▽

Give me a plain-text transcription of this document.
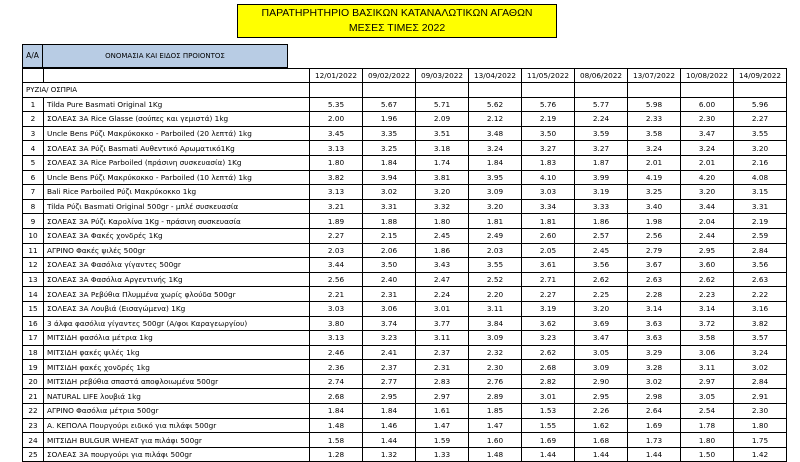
ΠΑΡΑΤΗΡΗΤΗΡΙΟ ΒΑΣΙΚΩΝ ΚΑΤΑΝΑΛΩΤΙΚΩΝ ΑΓΑΘΩΝ
ΜΕΣΕΣ ΤΙΜΕΣ 2022
Α/Α	ΟΝΟΜΑΣΙΑ ΚΑΙ ΕΙΔΟΣ ΠΡΟΙΟΝΤΟΣ
		12/01/2022	09/02/2022	09/03/2022	13/04/2022	11/05/2022	08/06/2022	13/07/2022	10/08/2022	14/09/2022
ΡΥΖΙΑ/ ΟΣΠΡΙΑ										
1	Tilda Pure Basmati Original 1Kg	5.35	5.67	5.71	5.62	5.76	5.77	5.98	6.00	5.96
2	ΣΟΛΕΑΣ 3Α Rice Glasse (σούπες και γεμιστά) 1kg	2.00	1.96	2.09	2.12	2.19	2.24	2.33	2.30	2.27
3	Uncle Bens Ρύζι Μακρύκοκκο - Parboiled (20 λεπτά) 1kg	3.45	3.35	3.51	3.48	3.50	3.59	3.58	3.47	3.55
4	ΣΟΛΕΑΣ 3Α Ρύζι Basmati Αυθεντικό Αρωματικό1Kg	3.13	3.25	3.18	3.24	3.27	3.27	3.24	3.24	3.20
5	ΣΟΛΕΑΣ 3Α Rice Parboiled (πράσινη συσκευασία) 1Kg	1.80	1.84	1.74	1.84	1.83	1.87	2.01	2.01	2.16
6	Uncle Bens Ρύζι Μακρύκοκκο - Parboiled (10 λεπτά) 1kg	3.82	3.94	3.81	3.95	4.10	3.99	4.19	4.20	4.08
7	Bali Rice Parboiled Ρύζι Μακρύκοκκο 1kg	3.13	3.02	3.20	3.09	3.03	3.19	3.25	3.20	3.15
8	Tilda Ρύζι Basmati Original 500gr - μπλέ συσκευασία	3.21	3.31	3.32	3.20	3.34	3.33	3.40	3.44	3.31
9	ΣΟΛΕΑΣ 3Α Ρύζι Καρολίνα 1Kg - πράσινη συσκευασία	1.89	1.88	1.80	1.81	1.81	1.86	1.98	2.04	2.19
10	ΣΟΛΕΑΣ 3Α Φακές χονδρές 1Kg	2.27	2.15	2.45	2.49	2.60	2.57	2.56	2.44	2.59
11	ΑΓΡΙΝΟ Φακές ψιλές 500gr	2.03	2.06	1.86	2.03	2.05	2.45	2.79	2.95	2.84
12	ΣΟΛΕΑΣ 3Α Φασόλια γίγαντες 500gr	3.44	3.50	3.43	3.55	3.61	3.56	3.67	3.60	3.56
13	ΣΟΛΕΑΣ 3Α Φασόλια Αργεντινής 1Kg	2.56	2.40	2.47	2.52	2.71	2.62	2.63	2.62	2.63
14	ΣΟΛΕΑΣ 3Α Ρεβύθια Πλυμμένα χωρίς φλούδα 500gr	2.21	2.31	2.24	2.20	2.27	2.25	2.28	2.23	2.22
15	ΣΟΛΕΑΣ 3Α Λουβιά (Εισαγώμενα) 1Kg	3.03	3.06	3.01	3.11	3.19	3.20	3.14	3.14	3.16
16	3 άλφα φασόλια γίγαντες 500gr (Α/φοι Καραγεωργίου)	3.80	3.74	3.77	3.84	3.62	3.69	3.63	3.72	3.82
17	ΜΙΤΣΙΔΗ φασόλια μέτρια 1kg	3.13	3.23	3.11	3.09	3.23	3.47	3.63	3.58	3.57
18	ΜΙΤΣΙΔΗ φακές ψιλές 1kg	2.46	2.41	2.37	2.32	2.62	3.05	3.29	3.06	3.24
19	ΜΙΤΣΙΔΗ φακές χονδρές 1kg	2.36	2.37	2.31	2.30	2.68	3.09	3.28	3.11	3.02
20	ΜΙΤΣΙΔΗ ρεβύθια σπαστά αποφλοιωμένα 500gr	2.74	2.77	2.83	2.76	2.82	2.90	3.02	2.97	2.84
21	NATURAL LIFE λουβιά 1kg	2.68	2.95	2.97	2.89	3.01	2.95	2.98	3.05	2.91
22	ΑΓΡΙΝΟ Φασόλια μέτρια 500gr	1.84	1.84	1.61	1.85	1.53	2.26	2.64	2.54	2.30
23	Α. ΚΕΠΟΛΑ Πουργούρι ειδικό για πιλάφι 500gr	1.48	1.46	1.47	1.47	1.55	1.62	1.69	1.78	1.80
24	ΜΙΤΣΙΔΗ BULGUR WHEAT για πιλάφι 500gr	1.58	1.44	1.59	1.60	1.69	1.68	1.73	1.80	1.75
25	ΣΟΛΕΑΣ 3Α πουργούρι για πιλάφι 500gr	1.28	1.32	1.33	1.48	1.44	1.44	1.44	1.50	1.42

△

● PROBLEM DESCRIPTION: Each line in the entries above that includes the string "Parboiled" should be extracted.

● THE ANSWER:
3	Uncle Bens Ρύζι Μακρύκοκκο - Parboiled (20 λεπτά) 1kg	3.45	3.35	3.51	3.48	3.50	3.59	3.58	3.47	3.55
5	ΣΟΛΕΑΣ 3Α Rice Parboiled (πράσινη συσκευασία) 1Kg	1.80	1.84	1.74	1.84	1.83	1.87	2.01	2.01	2.16
6	Uncle Bens Ρύζι Μακρύκοκκο - Parboiled (10 λεπτά) 1kg	3.82	3.94	3.81	3.95	4.10	3.99	4.19	4.20	4.08
7	Bali Rice Parboiled Ρύζι Μακρύκοκκο 1kg	3.13	3.02	3.20	3.09	3.03	3.19	3.25	3.20	3.15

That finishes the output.